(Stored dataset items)
** start **

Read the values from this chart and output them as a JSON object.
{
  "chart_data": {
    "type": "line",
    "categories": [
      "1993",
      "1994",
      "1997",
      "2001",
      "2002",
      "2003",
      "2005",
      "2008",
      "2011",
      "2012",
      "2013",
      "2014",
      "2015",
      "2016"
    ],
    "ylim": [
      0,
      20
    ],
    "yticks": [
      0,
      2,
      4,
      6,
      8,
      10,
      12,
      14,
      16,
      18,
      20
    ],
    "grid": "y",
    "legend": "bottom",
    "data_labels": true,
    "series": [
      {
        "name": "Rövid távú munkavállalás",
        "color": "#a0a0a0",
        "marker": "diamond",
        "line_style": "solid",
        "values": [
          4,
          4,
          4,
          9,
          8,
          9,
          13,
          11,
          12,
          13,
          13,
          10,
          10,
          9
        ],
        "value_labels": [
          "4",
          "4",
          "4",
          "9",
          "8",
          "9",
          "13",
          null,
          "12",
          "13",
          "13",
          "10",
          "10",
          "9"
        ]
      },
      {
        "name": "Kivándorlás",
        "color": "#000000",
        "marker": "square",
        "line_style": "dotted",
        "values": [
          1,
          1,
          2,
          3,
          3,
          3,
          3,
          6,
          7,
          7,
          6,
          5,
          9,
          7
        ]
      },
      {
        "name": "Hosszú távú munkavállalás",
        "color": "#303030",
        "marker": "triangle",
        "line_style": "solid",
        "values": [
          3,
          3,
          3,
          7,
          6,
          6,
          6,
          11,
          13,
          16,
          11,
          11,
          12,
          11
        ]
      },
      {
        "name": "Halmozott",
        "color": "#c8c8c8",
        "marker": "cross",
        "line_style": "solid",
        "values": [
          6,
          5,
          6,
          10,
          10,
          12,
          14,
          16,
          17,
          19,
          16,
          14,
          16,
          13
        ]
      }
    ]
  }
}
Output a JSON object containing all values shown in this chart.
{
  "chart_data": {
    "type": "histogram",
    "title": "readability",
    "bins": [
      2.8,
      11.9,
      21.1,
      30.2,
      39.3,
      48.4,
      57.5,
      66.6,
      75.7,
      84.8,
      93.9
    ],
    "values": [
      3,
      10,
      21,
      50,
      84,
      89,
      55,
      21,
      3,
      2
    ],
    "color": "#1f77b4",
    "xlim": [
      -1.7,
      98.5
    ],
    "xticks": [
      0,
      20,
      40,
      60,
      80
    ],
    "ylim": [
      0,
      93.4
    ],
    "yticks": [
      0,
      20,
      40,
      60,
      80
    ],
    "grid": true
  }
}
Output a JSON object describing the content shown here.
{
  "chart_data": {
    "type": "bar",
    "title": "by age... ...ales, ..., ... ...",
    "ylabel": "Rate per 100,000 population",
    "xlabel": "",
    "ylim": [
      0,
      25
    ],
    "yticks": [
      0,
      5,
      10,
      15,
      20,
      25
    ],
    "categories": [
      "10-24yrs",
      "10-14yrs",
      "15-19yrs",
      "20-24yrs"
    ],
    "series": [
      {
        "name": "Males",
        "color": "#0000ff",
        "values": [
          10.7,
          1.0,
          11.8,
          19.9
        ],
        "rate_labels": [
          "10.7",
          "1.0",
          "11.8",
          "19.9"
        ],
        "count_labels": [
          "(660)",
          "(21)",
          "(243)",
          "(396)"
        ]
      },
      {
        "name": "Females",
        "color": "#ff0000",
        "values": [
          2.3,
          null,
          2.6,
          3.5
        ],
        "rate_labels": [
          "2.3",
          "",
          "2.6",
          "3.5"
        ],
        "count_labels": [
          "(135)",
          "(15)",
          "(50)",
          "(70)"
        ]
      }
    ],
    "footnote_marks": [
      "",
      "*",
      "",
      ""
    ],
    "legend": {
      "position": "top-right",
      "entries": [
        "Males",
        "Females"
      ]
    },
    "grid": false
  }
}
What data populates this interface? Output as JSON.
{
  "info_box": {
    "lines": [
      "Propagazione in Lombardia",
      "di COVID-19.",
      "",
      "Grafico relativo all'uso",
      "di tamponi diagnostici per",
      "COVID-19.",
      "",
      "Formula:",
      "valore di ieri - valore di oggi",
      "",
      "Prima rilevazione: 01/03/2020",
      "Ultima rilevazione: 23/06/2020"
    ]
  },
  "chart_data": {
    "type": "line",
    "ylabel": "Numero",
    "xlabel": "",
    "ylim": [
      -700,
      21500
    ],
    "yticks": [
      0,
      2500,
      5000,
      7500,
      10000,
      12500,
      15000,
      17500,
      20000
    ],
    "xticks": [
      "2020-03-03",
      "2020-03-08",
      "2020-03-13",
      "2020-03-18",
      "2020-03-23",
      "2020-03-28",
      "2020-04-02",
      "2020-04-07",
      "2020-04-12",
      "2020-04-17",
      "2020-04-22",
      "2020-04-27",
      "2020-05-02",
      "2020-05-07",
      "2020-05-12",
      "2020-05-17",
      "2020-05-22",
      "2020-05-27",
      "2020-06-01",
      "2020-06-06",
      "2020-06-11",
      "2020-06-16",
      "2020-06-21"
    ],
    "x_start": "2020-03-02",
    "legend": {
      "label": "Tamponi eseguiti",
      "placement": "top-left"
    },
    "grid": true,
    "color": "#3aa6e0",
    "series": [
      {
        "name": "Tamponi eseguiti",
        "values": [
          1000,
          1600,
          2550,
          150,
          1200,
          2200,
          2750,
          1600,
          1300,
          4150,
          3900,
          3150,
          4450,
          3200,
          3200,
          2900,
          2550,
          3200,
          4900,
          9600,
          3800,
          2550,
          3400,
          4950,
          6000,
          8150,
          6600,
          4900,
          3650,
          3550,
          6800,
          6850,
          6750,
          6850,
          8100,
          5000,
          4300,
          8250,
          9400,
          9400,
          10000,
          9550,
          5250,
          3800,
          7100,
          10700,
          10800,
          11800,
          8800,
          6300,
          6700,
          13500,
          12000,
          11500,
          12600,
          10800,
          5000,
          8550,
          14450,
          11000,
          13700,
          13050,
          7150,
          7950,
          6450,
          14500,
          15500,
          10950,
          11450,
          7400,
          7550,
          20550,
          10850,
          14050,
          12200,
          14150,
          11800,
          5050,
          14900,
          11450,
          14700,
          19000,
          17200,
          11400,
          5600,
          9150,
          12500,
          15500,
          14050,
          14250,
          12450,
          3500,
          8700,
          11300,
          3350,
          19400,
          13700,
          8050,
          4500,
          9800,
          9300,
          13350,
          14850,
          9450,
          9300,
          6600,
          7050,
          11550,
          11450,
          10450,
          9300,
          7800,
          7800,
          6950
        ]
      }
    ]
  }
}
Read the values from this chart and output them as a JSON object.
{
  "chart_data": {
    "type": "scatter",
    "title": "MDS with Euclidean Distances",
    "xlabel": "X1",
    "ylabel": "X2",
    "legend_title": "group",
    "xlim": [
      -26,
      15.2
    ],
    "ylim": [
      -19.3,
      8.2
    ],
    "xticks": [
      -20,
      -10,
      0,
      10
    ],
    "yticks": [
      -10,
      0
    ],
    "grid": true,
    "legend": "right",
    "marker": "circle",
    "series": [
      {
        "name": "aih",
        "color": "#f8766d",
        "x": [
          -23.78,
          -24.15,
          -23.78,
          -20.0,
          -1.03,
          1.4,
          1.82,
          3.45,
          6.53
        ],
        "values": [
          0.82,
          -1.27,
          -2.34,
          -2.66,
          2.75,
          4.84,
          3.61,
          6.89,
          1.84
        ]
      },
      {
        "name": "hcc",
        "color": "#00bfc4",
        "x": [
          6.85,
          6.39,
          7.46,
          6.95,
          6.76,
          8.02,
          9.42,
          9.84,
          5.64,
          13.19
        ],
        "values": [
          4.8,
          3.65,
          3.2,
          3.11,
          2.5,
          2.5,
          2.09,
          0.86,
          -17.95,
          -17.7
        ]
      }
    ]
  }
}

** end **

• [Exercise] Repeat the whole listing exactly, keeping every line intact.

• [Full answer]
Read the values from this chart and output them as a JSON object.
{
  "chart_data": {
    "type": "line",
    "categories": [
      "1993",
      "1994",
      "1997",
      "2001",
      "2002",
      "2003",
      "2005",
      "2008",
      "2011",
      "2012",
      "2013",
      "2014",
      "2015",
      "2016"
    ],
    "ylim": [
      0,
      20
    ],
    "yticks": [
      0,
      2,
      4,
      6,
      8,
      10,
      12,
      14,
      16,
      18,
      20
    ],
    "grid": "y",
    "legend": "bottom",
    "data_labels": true,
    "series": [
      {
        "name": "Rövid távú munkavállalás",
        "color": "#a0a0a0",
        "marker": "diamond",
        "line_style": "solid",
        "values": [
          4,
          4,
          4,
          9,
          8,
          9,
          13,
          11,
          12,
          13,
          13,
          10,
          10,
          9
        ],
        "value_labels": [
          "4",
          "4",
          "4",
          "9",
          "8",
          "9",
          "13",
          null,
          "12",
          "13",
          "13",
          "10",
          "10",
          "9"
        ]
      },
      {
        "name": "Kivándorlás",
        "color": "#000000",
        "marker": "square",
        "line_style": "dotted",
        "values": [
          1,
          1,
          2,
          3,
          3,
          3,
          3,
          6,
          7,
          7,
          6,
          5,
          9,
          7
        ]
      },
      {
        "name": "Hosszú távú munkavállalás",
        "color": "#303030",
        "marker": "triangle",
        "line_style": "solid",
        "values": [
          3,
          3,
          3,
          7,
          6,
          6,
          6,
          11,
          13,
          16,
          11,
          11,
          12,
          11
        ]
      },
      {
        "name": "Halmozott",
        "color": "#c8c8c8",
        "marker": "cross",
        "line_style": "solid",
        "values": [
          6,
          5,
          6,
          10,
          10,
          12,
          14,
          16,
          17,
          19,
          16,
          14,
          16,
          13
        ]
      }
    ]
  }
}
Output a JSON object containing all values shown in this chart.
{
  "chart_data": {
    "type": "histogram",
    "title": "readability",
    "bins": [
      2.8,
      11.9,
      21.1,
      30.2,
      39.3,
      48.4,
      57.5,
      66.6,
      75.7,
      84.8,
      93.9
    ],
    "values": [
      3,
      10,
      21,
      50,
      84,
      89,
      55,
      21,
      3,
      2
    ],
    "color": "#1f77b4",
    "xlim": [
      -1.7,
      98.5
    ],
    "xticks": [
      0,
      20,
      40,
      60,
      80
    ],
    "ylim": [
      0,
      93.4
    ],
    "yticks": [
      0,
      20,
      40,
      60,
      80
    ],
    "grid": true
  }
}
Output a JSON object describing the content shown here.
{
  "chart_data": {
    "type": "bar",
    "title": "by age... ...ales, ..., ... ...",
    "ylabel": "Rate per 100,000 population",
    "xlabel": "",
    "ylim": [
      0,
      25
    ],
    "yticks": [
      0,
      5,
      10,
      15,
      20,
      25
    ],
    "categories": [
      "10-24yrs",
      "10-14yrs",
      "15-19yrs",
      "20-24yrs"
    ],
    "series": [
      {
        "name": "Males",
        "color": "#0000ff",
        "values": [
          10.7,
          1.0,
          11.8,
          19.9
        ],
        "rate_labels": [
          "10.7",
          "1.0",
          "11.8",
          "19.9"
        ],
        "count_labels": [
          "(660)",
          "(21)",
          "(243)",
          "(396)"
        ]
      },
      {
        "name": "Females",
        "color": "#ff0000",
        "values": [
          2.3,
          null,
          2.6,
          3.5
        ],
        "rate_labels": [
          "2.3",
          "",
          "2.6",
          "3.5"
        ],
        "count_labels": [
          "(135)",
          "(15)",
          "(50)",
          "(70)"
        ]
      }
    ],
    "footnote_marks": [
      "",
      "*",
      "",
      ""
    ],
    "legend": {
      "position": "top-right",
      "entries": [
        "Males",
        "Females"
      ]
    },
    "grid": false
  }
}
What data populates this interface? Output as JSON.
{
  "info_box": {
    "lines": [
      "Propagazione in Lombardia",
      "di COVID-19.",
      "",
      "Grafico relativo all'uso",
      "di tamponi diagnostici per",
      "COVID-19.",
      "",
      "Formula:",
      "valore di ieri - valore di oggi",
      "",
      "Prima rilevazione: 01/03/2020",
      "Ultima rilevazione: 23/06/2020"
    ]
  },
  "chart_data": {
    "type": "line",
    "ylabel": "Numero",
    "xlabel": "",
    "ylim": [
      -700,
      21500
    ],
    "yticks": [
      0,
      2500,
      5000,
      7500,
      10000,
      12500,
      15000,
      17500,
      20000
    ],
    "xticks": [
      "2020-03-03",
      "2020-03-08",
      "2020-03-13",
      "2020-03-18",
      "2020-03-23",
      "2020-03-28",
      "2020-04-02",
      "2020-04-07",
      "2020-04-12",
      "2020-04-17",
      "2020-04-22",
      "2020-04-27",
      "2020-05-02",
      "2020-05-07",
      "2020-05-12",
      "2020-05-17",
      "2020-05-22",
      "2020-05-27",
      "2020-06-01",
      "2020-06-06",
      "2020-06-11",
      "2020-06-16",
      "2020-06-21"
    ],
    "x_start": "2020-03-02",
    "legend": {
      "label": "Tamponi eseguiti",
      "placement": "top-left"
    },
    "grid": true,
    "color": "#3aa6e0",
    "series": [
      {
        "name": "Tamponi eseguiti",
        "values": [
          1000,
          1600,
          2550,
          150,
          1200,
          2200,
          2750,
          1600,
          1300,
          4150,
          3900,
          3150,
          4450,
          3200,
          3200,
          2900,
          2550,
          3200,
          4900,
          9600,
          3800,
          2550,
          3400,
          4950,
          6000,
          8150,
          6600,
          4900,
          3650,
          3550,
          6800,
          6850,
          6750,
          6850,
          8100,
          5000,
          4300,
          8250,
          9400,
          9400,
          10000,
          9550,
          5250,
          3800,
          7100,
          10700,
          10800,
          11800,
          8800,
          6300,
          6700,
          13500,
          12000,
          11500,
          12600,
          10800,
          5000,
          8550,
          14450,
          11000,
          13700,
          13050,
          7150,
          7950,
          6450,
          14500,
          15500,
          10950,
          11450,
          7400,
          7550,
          20550,
          10850,
          14050,
          12200,
          14150,
          11800,
          5050,
          14900,
          11450,
          14700,
          19000,
          17200,
          11400,
          5600,
          9150,
          12500,
          15500,
          14050,
          14250,
          12450,
          3500,
          8700,
          11300,
          3350,
          19400,
          13700,
          8050,
          4500,
          9800,
          9300,
          13350,
          14850,
          9450,
          9300,
          6600,
          7050,
          11550,
          11450,
          10450,
          9300,
          7800,
          7800,
          6950
        ]
      }
    ]
  }
}
Read the values from this chart and output them as a JSON object.
{
  "chart_data": {
    "type": "scatter",
    "title": "MDS with Euclidean Distances",
    "xlabel": "X1",
    "ylabel": "X2",
    "legend_title": "group",
    "xlim": [
      -26,
      15.2
    ],
    "ylim": [
      -19.3,
      8.2
    ],
    "xticks": [
      -20,
      -10,
      0,
      10
    ],
    "yticks": [
      -10,
      0
    ],
    "grid": true,
    "legend": "right",
    "marker": "circle",
    "series": [
      {
        "name": "aih",
        "color": "#f8766d",
        "x": [
          -23.78,
          -24.15,
          -23.78,
          -20.0,
          -1.03,
          1.4,
          1.82,
          3.45,
          6.53
        ],
        "values": [
          0.82,
          -1.27,
          -2.34,
          -2.66,
          2.75,
          4.84,
          3.61,
          6.89,
          1.84
        ]
      },
      {
        "name": "hcc",
        "color": "#00bfc4",
        "x": [
          6.85,
          6.39,
          7.46,
          6.95,
          6.76,
          8.02,
          9.42,
          9.84,
          5.64,
          13.19
        ],
        "values": [
          4.8,
          3.65,
          3.2,
          3.11,
          2.5,
          2.5,
          2.09,
          0.86,
          -17.95,
          -17.7
        ]
      }
    ]
  }
}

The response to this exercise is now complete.